OBJECTIVE ->
Lift out all lines below that contain "Learning".

DATA PROVIDED ->
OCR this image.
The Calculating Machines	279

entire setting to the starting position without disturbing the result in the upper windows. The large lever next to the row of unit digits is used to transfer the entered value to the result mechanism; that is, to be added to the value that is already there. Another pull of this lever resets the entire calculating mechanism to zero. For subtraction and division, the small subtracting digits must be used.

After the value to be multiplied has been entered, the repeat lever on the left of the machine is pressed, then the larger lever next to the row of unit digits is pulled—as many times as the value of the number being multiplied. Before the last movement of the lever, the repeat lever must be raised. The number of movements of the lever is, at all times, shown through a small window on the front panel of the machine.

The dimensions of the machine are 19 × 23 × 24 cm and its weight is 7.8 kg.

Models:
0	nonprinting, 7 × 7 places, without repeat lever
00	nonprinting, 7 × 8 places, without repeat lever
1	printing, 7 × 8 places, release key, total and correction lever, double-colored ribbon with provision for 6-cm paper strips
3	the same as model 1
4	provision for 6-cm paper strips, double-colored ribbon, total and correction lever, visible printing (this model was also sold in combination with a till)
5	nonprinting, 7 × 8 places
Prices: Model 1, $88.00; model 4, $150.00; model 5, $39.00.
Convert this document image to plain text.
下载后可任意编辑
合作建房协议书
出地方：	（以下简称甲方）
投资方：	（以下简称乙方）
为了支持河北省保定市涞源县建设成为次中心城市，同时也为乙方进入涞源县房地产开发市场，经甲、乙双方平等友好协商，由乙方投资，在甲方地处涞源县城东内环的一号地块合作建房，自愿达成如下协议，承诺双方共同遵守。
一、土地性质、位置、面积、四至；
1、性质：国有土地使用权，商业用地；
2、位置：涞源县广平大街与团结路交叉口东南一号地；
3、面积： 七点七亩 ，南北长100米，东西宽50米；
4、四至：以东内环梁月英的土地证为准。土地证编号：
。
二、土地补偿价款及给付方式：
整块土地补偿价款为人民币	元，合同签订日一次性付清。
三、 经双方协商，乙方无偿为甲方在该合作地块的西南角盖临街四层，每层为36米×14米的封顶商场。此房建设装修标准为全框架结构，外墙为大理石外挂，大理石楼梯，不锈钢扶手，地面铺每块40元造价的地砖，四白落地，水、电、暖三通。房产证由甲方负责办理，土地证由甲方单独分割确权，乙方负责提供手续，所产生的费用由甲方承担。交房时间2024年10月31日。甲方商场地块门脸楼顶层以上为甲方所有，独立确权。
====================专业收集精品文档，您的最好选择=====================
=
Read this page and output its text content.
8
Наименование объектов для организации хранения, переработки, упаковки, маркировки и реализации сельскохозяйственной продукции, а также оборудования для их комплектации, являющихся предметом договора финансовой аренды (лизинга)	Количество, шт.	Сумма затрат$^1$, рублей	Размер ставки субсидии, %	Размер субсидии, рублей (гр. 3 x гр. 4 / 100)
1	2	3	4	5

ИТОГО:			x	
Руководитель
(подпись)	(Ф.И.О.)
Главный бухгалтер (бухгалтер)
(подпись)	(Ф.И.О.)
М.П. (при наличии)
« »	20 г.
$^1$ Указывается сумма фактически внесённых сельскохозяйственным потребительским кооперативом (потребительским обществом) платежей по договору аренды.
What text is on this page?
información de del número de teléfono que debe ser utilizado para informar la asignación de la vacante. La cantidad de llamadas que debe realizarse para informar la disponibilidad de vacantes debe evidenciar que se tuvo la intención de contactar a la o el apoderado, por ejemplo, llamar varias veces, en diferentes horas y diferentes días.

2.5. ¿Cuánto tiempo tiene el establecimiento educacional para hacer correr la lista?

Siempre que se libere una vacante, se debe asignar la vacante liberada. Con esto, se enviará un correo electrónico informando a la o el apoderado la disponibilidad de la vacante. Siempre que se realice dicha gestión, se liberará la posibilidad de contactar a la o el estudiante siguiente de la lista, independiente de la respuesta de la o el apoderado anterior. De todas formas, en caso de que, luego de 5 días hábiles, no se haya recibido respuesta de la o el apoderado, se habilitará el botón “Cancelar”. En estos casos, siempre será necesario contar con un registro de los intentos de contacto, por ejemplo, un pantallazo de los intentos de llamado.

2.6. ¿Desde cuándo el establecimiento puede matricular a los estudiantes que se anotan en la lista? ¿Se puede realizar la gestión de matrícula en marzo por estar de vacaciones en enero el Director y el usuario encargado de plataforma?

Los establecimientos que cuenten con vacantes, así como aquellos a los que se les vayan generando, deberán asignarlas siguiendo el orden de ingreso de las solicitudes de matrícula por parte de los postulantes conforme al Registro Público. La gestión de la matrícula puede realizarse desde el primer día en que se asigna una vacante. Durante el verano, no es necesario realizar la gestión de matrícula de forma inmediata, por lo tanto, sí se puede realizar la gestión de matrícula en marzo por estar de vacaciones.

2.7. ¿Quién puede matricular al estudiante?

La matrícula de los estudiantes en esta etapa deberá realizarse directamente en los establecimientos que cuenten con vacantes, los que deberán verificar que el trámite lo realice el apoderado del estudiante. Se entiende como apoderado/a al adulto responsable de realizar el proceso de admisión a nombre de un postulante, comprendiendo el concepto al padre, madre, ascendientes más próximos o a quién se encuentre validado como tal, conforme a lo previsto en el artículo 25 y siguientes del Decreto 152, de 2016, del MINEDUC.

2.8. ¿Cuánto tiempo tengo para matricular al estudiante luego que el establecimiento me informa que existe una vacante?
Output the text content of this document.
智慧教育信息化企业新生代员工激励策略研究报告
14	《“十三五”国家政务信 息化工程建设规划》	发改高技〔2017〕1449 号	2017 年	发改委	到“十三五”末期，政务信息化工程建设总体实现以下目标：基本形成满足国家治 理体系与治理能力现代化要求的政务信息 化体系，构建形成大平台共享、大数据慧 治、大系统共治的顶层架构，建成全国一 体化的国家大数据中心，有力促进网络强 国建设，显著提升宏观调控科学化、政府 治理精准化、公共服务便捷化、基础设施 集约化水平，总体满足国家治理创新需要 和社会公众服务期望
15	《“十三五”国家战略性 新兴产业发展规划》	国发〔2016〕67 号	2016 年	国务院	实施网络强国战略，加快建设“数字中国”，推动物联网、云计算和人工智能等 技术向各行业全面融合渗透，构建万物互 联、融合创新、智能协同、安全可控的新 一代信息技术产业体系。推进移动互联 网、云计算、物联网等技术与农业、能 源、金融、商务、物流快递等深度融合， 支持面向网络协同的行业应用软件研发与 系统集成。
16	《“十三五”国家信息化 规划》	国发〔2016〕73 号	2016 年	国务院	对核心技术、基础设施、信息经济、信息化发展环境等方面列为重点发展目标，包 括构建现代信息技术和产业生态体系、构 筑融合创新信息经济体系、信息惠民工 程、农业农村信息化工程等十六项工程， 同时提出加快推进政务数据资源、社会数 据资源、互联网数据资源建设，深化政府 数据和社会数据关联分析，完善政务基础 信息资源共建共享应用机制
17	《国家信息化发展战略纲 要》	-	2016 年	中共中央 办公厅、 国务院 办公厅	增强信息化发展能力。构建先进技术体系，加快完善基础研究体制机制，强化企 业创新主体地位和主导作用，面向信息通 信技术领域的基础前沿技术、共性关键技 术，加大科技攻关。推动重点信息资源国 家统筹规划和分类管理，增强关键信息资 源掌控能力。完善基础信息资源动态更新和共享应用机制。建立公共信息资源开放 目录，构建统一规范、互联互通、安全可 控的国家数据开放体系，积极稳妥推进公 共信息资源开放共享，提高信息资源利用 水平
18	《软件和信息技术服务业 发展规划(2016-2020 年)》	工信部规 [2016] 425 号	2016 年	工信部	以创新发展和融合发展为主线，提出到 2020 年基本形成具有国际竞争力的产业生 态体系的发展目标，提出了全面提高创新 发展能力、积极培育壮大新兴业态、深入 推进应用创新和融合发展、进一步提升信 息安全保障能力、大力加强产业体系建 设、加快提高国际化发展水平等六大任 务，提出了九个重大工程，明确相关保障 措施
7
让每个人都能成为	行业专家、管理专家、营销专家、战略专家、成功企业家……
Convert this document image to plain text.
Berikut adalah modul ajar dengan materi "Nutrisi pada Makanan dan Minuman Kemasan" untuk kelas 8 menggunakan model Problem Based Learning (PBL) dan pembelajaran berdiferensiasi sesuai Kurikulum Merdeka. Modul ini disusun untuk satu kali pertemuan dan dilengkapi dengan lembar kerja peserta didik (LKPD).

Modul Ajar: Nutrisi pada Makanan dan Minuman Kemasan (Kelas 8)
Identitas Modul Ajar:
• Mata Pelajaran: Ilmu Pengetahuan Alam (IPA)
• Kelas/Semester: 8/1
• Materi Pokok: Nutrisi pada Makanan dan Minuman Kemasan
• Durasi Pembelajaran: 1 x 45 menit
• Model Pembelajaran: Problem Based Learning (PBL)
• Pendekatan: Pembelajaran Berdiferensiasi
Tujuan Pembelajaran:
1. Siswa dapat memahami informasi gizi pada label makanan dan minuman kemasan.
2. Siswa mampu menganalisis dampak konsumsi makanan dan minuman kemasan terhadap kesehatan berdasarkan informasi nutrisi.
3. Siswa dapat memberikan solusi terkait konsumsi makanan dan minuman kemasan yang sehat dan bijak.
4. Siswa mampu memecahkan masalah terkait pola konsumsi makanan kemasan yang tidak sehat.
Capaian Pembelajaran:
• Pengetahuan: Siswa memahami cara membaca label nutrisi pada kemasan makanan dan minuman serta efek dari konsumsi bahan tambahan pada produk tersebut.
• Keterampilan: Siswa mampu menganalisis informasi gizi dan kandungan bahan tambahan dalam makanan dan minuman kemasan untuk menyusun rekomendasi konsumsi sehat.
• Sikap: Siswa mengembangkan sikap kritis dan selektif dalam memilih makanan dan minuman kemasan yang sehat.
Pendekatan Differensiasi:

REPLY TO THE TASK ->
Berikut adalah modul ajar dengan materi "Nutrisi pada Makanan dan Minuman Kemasan" untuk kelas 8 menggunakan model Problem Based Learning (PBL) dan pembelajaran berdiferensiasi sesuai Kurikulum Merdeka. Modul ini disusun untuk satu kali pertemuan dan dilengkapi dengan lembar kerja peserta didik (LKPD).
• Model Pembelajaran: Problem Based Learning (PBL)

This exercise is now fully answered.